## [Source text]
..............................
The Venezuelan military has invaded and seized a food distribution center in Caracas used by national food and beer corporation Polar, as well as American companies Nestle and Pepsi. 12,000 tons of food, six million liters of soft drinks, and 2,000 jobs are now at risk in a nation suffering major food shortages and a collapsed economy.
Bloomberg reports that the socialist government of President Nicolás Maduro is justifying the theft of the distribution center as a just “expropriation” for the construction of public housing, suspiciously close to congressional elections for a president whose popularity has taken a nosedive in the past year.
Expropriation is popular among the lowest class of Venezuelans, who see it often as the only way for them to acquire property. “There is an economic war here and this company, Polar, is at the heart of it. They hide products from the population, and inflate their prices!” Carmen Arreaza, a Maduro supporter, told Bloomberg.
Venezuelans with jobs—increasingly rare in an economy estimated to be suffering 615 percent inflation—adamantly oppose moves against national businesses, often the only suppliers of stable income. A number of Polar employees remained at the factory in protest, demanding the military let them continue their work and earn some pay. “If we don’t work, we don’t eat,” Carlos Muñoz, a truck driver for Polar, told CNBC. “There’s no food in Venezuela and now they do this! How are people going to eat?”
..............................
## [Page segmentation data]
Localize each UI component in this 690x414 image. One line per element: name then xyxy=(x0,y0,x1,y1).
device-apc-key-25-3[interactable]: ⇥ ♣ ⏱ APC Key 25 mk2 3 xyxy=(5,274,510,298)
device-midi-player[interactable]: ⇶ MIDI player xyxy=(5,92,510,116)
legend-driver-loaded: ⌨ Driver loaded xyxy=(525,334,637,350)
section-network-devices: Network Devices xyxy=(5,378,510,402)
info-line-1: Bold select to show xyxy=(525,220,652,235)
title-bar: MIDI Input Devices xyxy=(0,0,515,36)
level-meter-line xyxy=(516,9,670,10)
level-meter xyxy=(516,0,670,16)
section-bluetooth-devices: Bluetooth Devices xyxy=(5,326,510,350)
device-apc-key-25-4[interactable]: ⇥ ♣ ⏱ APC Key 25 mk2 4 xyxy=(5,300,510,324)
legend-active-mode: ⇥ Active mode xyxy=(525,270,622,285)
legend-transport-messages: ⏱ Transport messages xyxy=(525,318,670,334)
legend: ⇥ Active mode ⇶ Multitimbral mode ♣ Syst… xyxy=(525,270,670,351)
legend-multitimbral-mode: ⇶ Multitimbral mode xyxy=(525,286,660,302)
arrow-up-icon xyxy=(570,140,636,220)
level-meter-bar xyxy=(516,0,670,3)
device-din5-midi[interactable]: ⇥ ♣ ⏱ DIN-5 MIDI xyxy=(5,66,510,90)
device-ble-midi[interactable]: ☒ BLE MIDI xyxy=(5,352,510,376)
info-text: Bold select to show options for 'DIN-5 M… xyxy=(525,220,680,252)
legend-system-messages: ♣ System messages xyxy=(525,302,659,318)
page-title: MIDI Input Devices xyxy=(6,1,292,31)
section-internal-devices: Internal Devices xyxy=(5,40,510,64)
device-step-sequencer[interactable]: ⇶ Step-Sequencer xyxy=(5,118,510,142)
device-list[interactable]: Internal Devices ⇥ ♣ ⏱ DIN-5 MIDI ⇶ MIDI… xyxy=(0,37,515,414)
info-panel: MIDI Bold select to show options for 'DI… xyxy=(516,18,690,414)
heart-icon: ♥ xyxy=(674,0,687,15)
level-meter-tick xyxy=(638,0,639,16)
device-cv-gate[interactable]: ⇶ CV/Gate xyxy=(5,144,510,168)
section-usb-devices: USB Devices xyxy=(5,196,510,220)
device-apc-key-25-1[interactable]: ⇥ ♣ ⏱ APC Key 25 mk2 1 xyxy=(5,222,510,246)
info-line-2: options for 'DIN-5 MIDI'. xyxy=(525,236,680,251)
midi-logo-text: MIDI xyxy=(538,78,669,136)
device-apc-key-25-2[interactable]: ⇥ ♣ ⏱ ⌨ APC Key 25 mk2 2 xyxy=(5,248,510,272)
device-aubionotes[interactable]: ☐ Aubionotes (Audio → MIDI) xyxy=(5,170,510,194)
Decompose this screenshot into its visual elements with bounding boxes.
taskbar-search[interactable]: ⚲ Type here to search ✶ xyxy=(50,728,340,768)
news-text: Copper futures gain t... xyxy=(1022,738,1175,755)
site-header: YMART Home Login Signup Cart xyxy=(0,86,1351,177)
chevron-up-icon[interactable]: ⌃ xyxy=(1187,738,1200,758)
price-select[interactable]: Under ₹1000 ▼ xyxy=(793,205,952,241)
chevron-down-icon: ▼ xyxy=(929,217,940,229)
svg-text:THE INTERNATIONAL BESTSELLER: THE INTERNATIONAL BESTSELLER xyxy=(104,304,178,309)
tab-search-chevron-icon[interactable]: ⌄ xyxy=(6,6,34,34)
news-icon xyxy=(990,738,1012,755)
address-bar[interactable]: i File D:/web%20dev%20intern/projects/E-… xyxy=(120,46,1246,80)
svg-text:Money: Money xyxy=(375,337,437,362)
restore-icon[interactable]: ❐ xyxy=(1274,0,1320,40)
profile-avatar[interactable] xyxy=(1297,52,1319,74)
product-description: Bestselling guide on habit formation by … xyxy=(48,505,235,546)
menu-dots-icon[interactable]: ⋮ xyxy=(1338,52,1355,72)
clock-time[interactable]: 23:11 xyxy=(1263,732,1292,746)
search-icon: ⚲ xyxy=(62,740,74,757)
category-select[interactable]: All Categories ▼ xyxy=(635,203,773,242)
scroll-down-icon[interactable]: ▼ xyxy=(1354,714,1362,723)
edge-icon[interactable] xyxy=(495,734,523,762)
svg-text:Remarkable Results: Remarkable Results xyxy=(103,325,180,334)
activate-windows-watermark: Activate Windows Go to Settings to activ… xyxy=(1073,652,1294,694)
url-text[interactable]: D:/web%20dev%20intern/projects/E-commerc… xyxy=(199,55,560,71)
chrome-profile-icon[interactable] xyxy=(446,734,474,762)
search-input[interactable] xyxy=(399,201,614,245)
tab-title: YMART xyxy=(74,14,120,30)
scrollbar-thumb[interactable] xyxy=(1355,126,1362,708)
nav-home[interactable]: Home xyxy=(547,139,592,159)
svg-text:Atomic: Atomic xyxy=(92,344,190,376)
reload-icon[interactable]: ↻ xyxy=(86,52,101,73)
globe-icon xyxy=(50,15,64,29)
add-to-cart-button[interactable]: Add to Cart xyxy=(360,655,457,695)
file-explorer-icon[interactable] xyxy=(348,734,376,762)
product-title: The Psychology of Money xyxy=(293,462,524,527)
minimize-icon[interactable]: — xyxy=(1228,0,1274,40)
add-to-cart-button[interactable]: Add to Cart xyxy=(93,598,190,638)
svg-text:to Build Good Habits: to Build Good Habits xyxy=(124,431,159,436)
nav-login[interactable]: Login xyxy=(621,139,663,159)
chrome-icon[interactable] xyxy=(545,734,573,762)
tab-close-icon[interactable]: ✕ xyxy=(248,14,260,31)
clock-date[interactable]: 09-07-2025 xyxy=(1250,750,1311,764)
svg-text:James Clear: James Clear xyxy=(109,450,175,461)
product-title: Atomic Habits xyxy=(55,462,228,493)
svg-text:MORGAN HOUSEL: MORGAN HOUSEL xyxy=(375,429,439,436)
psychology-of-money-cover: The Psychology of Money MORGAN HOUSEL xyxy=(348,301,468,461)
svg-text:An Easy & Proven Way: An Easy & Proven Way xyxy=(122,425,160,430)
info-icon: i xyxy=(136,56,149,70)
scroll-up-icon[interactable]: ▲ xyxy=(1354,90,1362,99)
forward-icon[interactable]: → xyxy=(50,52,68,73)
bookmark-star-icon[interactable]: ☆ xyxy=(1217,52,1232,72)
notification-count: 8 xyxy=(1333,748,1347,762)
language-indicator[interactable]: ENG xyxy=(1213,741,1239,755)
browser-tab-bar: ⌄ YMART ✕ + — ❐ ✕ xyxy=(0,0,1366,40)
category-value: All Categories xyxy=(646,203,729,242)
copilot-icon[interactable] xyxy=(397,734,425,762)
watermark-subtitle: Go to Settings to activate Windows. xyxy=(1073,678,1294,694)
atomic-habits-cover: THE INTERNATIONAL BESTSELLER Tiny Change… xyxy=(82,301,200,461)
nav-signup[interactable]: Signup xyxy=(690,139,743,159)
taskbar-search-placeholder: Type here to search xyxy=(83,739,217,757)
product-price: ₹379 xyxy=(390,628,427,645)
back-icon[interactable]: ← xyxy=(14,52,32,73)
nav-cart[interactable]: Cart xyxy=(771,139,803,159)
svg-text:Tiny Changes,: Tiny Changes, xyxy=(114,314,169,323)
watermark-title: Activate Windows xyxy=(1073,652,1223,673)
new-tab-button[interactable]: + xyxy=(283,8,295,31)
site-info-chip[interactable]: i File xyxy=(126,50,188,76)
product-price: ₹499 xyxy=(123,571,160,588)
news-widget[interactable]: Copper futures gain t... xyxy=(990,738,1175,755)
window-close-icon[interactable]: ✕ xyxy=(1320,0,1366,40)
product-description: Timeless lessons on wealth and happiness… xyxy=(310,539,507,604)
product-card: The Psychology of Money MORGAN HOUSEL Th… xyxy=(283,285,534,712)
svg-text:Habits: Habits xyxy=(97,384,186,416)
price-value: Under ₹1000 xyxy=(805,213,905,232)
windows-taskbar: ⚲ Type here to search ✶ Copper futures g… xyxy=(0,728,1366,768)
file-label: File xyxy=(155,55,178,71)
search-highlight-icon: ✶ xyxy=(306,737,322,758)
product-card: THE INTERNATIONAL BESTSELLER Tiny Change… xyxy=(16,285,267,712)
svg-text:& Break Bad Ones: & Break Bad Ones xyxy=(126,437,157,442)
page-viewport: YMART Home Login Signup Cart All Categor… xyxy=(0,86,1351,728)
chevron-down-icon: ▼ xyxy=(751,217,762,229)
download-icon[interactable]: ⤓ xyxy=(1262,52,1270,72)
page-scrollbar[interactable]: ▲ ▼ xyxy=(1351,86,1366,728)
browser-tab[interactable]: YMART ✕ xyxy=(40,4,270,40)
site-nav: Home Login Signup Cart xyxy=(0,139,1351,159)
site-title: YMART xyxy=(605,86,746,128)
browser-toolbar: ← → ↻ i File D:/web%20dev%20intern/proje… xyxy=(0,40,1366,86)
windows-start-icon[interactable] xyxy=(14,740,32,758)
..............................
## [Work instructions]
Please condense the paragraph beginning "Venezuelans with jobs" in the article on the Caracas food center seizure into a short bulleted list that keeps its main facts.

## [Response below]
- Venezuelans who have jobs, which are increasingly rare in an economy with an estimated 615 percent inflation, strongly oppose moves against national businesses, often the only suppliers of stable income.
- Some Polar employees stayed at the factory in protest, demanding that the military let them keep working and earning pay.
- Carlos Muñoz, a Polar truck driver, told CNBC that without work people don't eat, and asked how people would eat when Venezuela already has no food.